[Collected data entries]
══════

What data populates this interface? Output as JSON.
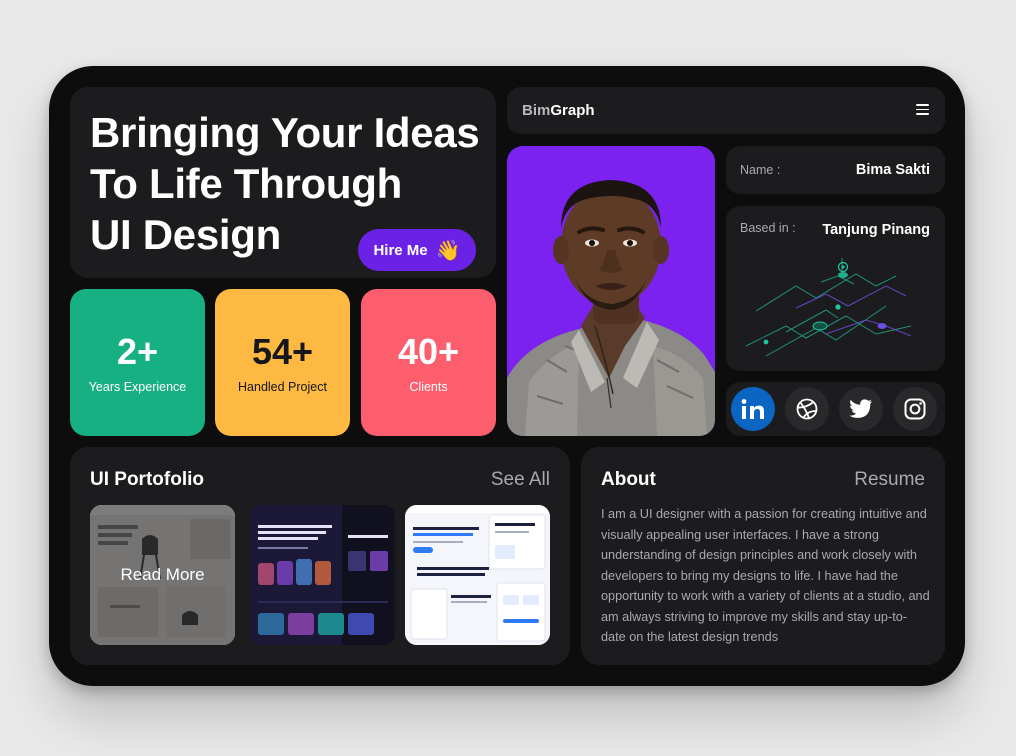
{
  "hero": {
    "title_line1": "Bringing Your Ideas",
    "title_line2": "To Life Through",
    "title_line3": "UI Design",
    "hire_label": "Hire Me",
    "hire_emoji": "👋"
  },
  "stats": [
    {
      "value": "2+",
      "label": "Years Experience"
    },
    {
      "value": "54+",
      "label": "Handled Project"
    },
    {
      "value": "40+",
      "label": "Clients"
    }
  ],
  "header": {
    "brand_a": "Bim",
    "brand_b": "Graph",
    "menu_icon": "hamburger-menu-icon"
  },
  "profile": {
    "name_label": "Name :",
    "name_value": "Bima Sakti",
    "location_label": "Based in :",
    "location_value": "Tanjung Pinang"
  },
  "social": [
    "linkedin-icon",
    "dribbble-icon",
    "twitter-icon",
    "instagram-icon"
  ],
  "portfolio": {
    "title": "UI Portofolio",
    "see_all": "See All",
    "read_more": "Read More",
    "thumbs": [
      {
        "name": "furniture-store-design"
      },
      {
        "name": "nft-marketplace-design",
        "heading": "Discover the Future of Collectibles with our NFT Marketplace"
      },
      {
        "name": "auto-comments-saas-design",
        "heading": "Save Time and Resources With Assistant Auto Comments"
      }
    ]
  },
  "about": {
    "title": "About",
    "resume": "Resume",
    "text": "I am a UI designer with a passion for creating intuitive and visually appealing user interfaces. I have a strong understanding of design principles and work closely with developers to bring my designs to life. I have had the opportunity to work with a variety of clients at a studio, and am always striving to improve my skills and stay up-to-date on the latest design trends"
  },
  "colors": {
    "accent_purple": "#6c22e6",
    "photo_bg": "#7b21f0",
    "stat_green": "#17b083",
    "stat_yellow": "#fdb942",
    "stat_red": "#fd5e6e",
    "card_bg": "#1c1c1e",
    "linkedin_blue": "#0a66c2"
  }
}
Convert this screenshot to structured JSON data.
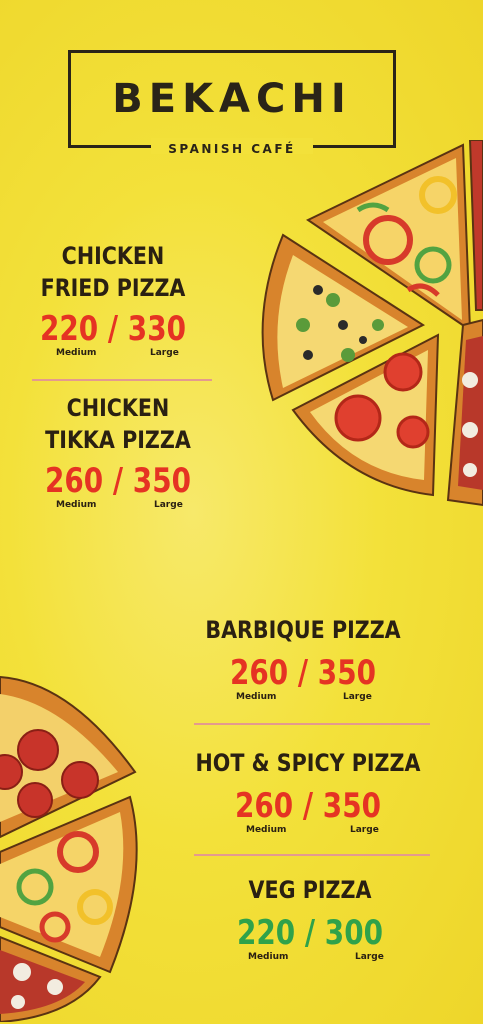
{
  "brand": {
    "name": "BEKACHI",
    "tagline": "SPANISH CAFÉ"
  },
  "menu": [
    {
      "name_lines": [
        "CHICKEN",
        "FRIED PIZZA"
      ],
      "price_medium": "220",
      "price_large": "330",
      "separator": "/",
      "label_medium": "Medium",
      "label_large": "Large",
      "price_color": "#e53323"
    },
    {
      "name_lines": [
        "CHICKEN",
        "TIKKA PIZZA"
      ],
      "price_medium": "260",
      "price_large": "350",
      "separator": "/",
      "label_medium": "Medium",
      "label_large": "Large",
      "price_color": "#e53323"
    },
    {
      "name_lines": [
        "BARBIQUE PIZZA"
      ],
      "price_medium": "260",
      "price_large": "350",
      "separator": "/",
      "label_medium": "Medium",
      "label_large": "Large",
      "price_color": "#e53323"
    },
    {
      "name_lines": [
        "HOT & SPICY PIZZA"
      ],
      "price_medium": "260",
      "price_large": "350",
      "separator": "/",
      "label_medium": "Medium",
      "label_large": "Large",
      "price_color": "#e53323"
    },
    {
      "name_lines": [
        "VEG PIZZA"
      ],
      "price_medium": "220",
      "price_large": "300",
      "separator": "/",
      "label_medium": "Medium",
      "label_large": "Large",
      "price_color": "#2fa24a"
    }
  ],
  "colors": {
    "background": "#f3e13a",
    "text": "#2a2012",
    "price_red": "#e53323",
    "price_green": "#2fa24a",
    "divider": "#e49a8e"
  }
}
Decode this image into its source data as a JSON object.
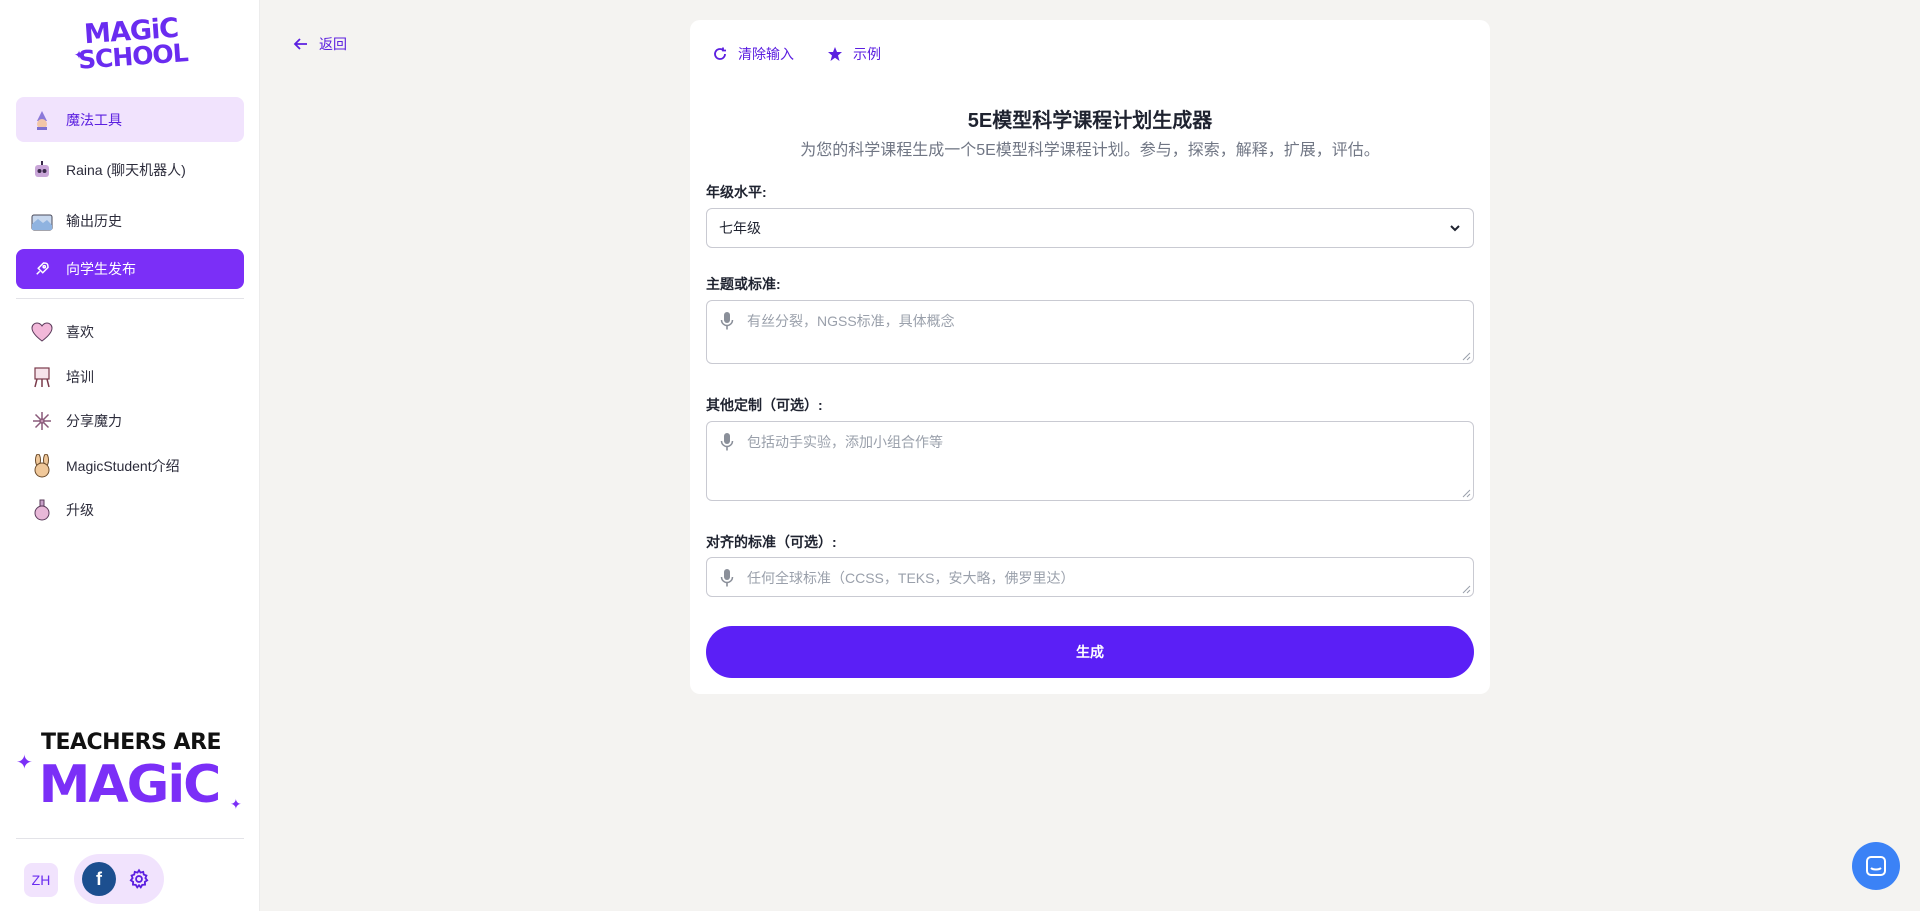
{
  "sidebar": {
    "logo_text_line1": "MAGiC",
    "logo_text_line2": "SCHOOL",
    "items": [
      {
        "label": "魔法工具",
        "icon": "wizard-icon"
      },
      {
        "label": "Raina (聊天机器人)",
        "icon": "robot-icon"
      },
      {
        "label": "输出历史",
        "icon": "history-icon"
      },
      {
        "label": "向学生发布",
        "icon": "rocket-icon"
      },
      {
        "label": "喜欢",
        "icon": "heart-icon"
      },
      {
        "label": "培训",
        "icon": "easel-icon"
      },
      {
        "label": "分享魔力",
        "icon": "sparkle-icon"
      },
      {
        "label": "MagicStudent介绍",
        "icon": "bunny-icon"
      },
      {
        "label": "升级",
        "icon": "potion-icon"
      }
    ],
    "banner_line1": "TEACHERS ARE",
    "banner_line2": "MAGiC",
    "language": "ZH",
    "facebook_letter": "f"
  },
  "back_label": "返回",
  "toolbar": {
    "clear_label": "清除输入",
    "example_label": "示例"
  },
  "form": {
    "title": "5E模型科学课程计划生成器",
    "subtitle": "为您的科学课程生成一个5E模型科学课程计划。参与，探索，解释，扩展，评估。",
    "grade_label": "年级水平:",
    "grade_value": "七年级",
    "topic_label": "主题或标准:",
    "topic_placeholder": "有丝分裂，NGSS标准，具体概念",
    "custom_label": "其他定制（可选）:",
    "custom_placeholder": "包括动手实验，添加小组合作等",
    "standards_label": "对齐的标准（可选）:",
    "standards_placeholder": "任何全球标准（CCSS，TEKS，安大略，佛罗里达）",
    "generate_label": "生成"
  },
  "colors": {
    "accent": "#5b1ff6",
    "sidebar_active": "#7b2ff7",
    "sidebar_soft": "#f1e3fd"
  }
}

══════

Your task is to set down the records shown above exactly, minus any pictures.

What data populates this interface? Output as JSON.
{
  "hero": {
    "title_line1": "Bringing Your Ideas",
    "title_line2": "To Life Through",
    "title_line3": "UI Design",
    "hire_label": "Hire Me",
    "hire_emoji": "👋"
  },
  "stats": [
    {
      "value": "2+",
      "label": "Years Experience"
    },
    {
      "value": "54+",
      "label": "Handled Project"
    },
    {
      "value": "40+",
      "label": "Clients"
    }
  ],
  "header": {
    "brand_a": "Bim",
    "brand_b": "Graph",
    "menu_icon": "hamburger-menu-icon"
  },
  "profile": {
    "name_label": "Name :",
    "name_value": "Bima Sakti",
    "location_label": "Based in :",
    "location_value": "Tanjung Pinang"
  },
  "social": [
    "linkedin-icon",
    "dribbble-icon",
    "twitter-icon",
    "instagram-icon"
  ],
  "portfolio": {
    "title": "UI Portofolio",
    "see_all": "See All",
    "read_more": "Read More",
    "thumbs": [
      {
        "name": "furniture-store-design"
      },
      {
        "name": "nft-marketplace-design",
        "heading": "Discover the Future of Collectibles with our NFT Marketplace"
      },
      {
        "name": "auto-comments-saas-design",
        "heading": "Save Time and Resources With Assistant Auto Comments"
      }
    ]
  },
  "about": {
    "title": "About",
    "resume": "Resume",
    "text": "I am a UI designer with a passion for creating intuitive and visually appealing user interfaces. I have a strong understanding of design principles and work closely with developers to bring my designs to life. I have had the opportunity to work with a variety of clients at a studio, and am always striving to improve my skills and stay up-to-date on the latest design trends"
  },
  "colors": {
    "accent_purple": "#6c22e6",
    "photo_bg": "#7b21f0",
    "stat_green": "#17b083",
    "stat_yellow": "#fdb942",
    "stat_red": "#fd5e6e",
    "card_bg": "#1c1c1e",
    "linkedin_blue": "#0a66c2"
  }
}
Convert this screenshot to structured JSON data.
{
  "brand": {
    "name": "BEKACHI",
    "tagline": "SPANISH CAFÉ"
  },
  "menu": [
    {
      "name_lines": [
        "CHICKEN",
        "FRIED PIZZA"
      ],
      "price_medium": "220",
      "price_large": "330",
      "separator": "/",
      "label_medium": "Medium",
      "label_large": "Large",
      "price_color": "#e53323"
    },
    {
      "name_lines": [
        "CHICKEN",
        "TIKKA PIZZA"
      ],
      "price_medium": "260",
      "price_large": "350",
      "separator": "/",
      "label_medium": "Medium",
      "label_large": "Large",
      "price_color": "#e53323"
    },
    {
      "name_lines": [
        "BARBIQUE PIZZA"
      ],
      "price_medium": "260",
      "price_large": "350",
      "separator": "/",
      "label_medium": "Medium",
      "label_large": "Large",
      "price_color": "#e53323"
    },
    {
      "name_lines": [
        "HOT & SPICY PIZZA"
      ],
      "price_medium": "260",
      "price_large": "350",
      "separator": "/",
      "label_medium": "Medium",
      "label_large": "Large",
      "price_color": "#e53323"
    },
    {
      "name_lines": [
        "VEG PIZZA"
      ],
      "price_medium": "220",
      "price_large": "300",
      "separator": "/",
      "label_medium": "Medium",
      "label_large": "Large",
      "price_color": "#2fa24a"
    }
  ],
  "colors": {
    "background": "#f3e13a",
    "text": "#2a2012",
    "price_red": "#e53323",
    "price_green": "#2fa24a",
    "divider": "#e49a8e"
  }
}
Decode this image into its source data as a JSON object.
{
  "sidebar": {
    "logo_text_line1": "MAGiC",
    "logo_text_line2": "SCHOOL",
    "items": [
      {
        "label": "魔法工具",
        "icon": "wizard-icon"
      },
      {
        "label": "Raina (聊天机器人)",
        "icon": "robot-icon"
      },
      {
        "label": "输出历史",
        "icon": "history-icon"
      },
      {
        "label": "向学生发布",
        "icon": "rocket-icon"
      },
      {
        "label": "喜欢",
        "icon": "heart-icon"
      },
      {
        "label": "培训",
        "icon": "easel-icon"
      },
      {
        "label": "分享魔力",
        "icon": "sparkle-icon"
      },
      {
        "label": "MagicStudent介绍",
        "icon": "bunny-icon"
      },
      {
        "label": "升级",
        "icon": "potion-icon"
      }
    ],
    "banner_line1": "TEACHERS ARE",
    "banner_line2": "MAGiC",
    "language": "ZH",
    "facebook_letter": "f"
  },
  "back_label": "返回",
  "toolbar": {
    "clear_label": "清除输入",
    "example_label": "示例"
  },
  "form": {
    "title": "5E模型科学课程计划生成器",
    "subtitle": "为您的科学课程生成一个5E模型科学课程计划。参与，探索，解释，扩展，评估。",
    "grade_label": "年级水平:",
    "grade_value": "七年级",
    "topic_label": "主题或标准:",
    "topic_placeholder": "有丝分裂，NGSS标准，具体概念",
    "custom_label": "其他定制（可选）:",
    "custom_placeholder": "包括动手实验，添加小组合作等",
    "standards_label": "对齐的标准（可选）:",
    "standards_placeholder": "任何全球标准（CCSS，TEKS，安大略，佛罗里达）",
    "generate_label": "生成"
  },
  "colors": {
    "accent": "#5b1ff6",
    "sidebar_active": "#7b2ff7",
    "sidebar_soft": "#f1e3fd"
  }
}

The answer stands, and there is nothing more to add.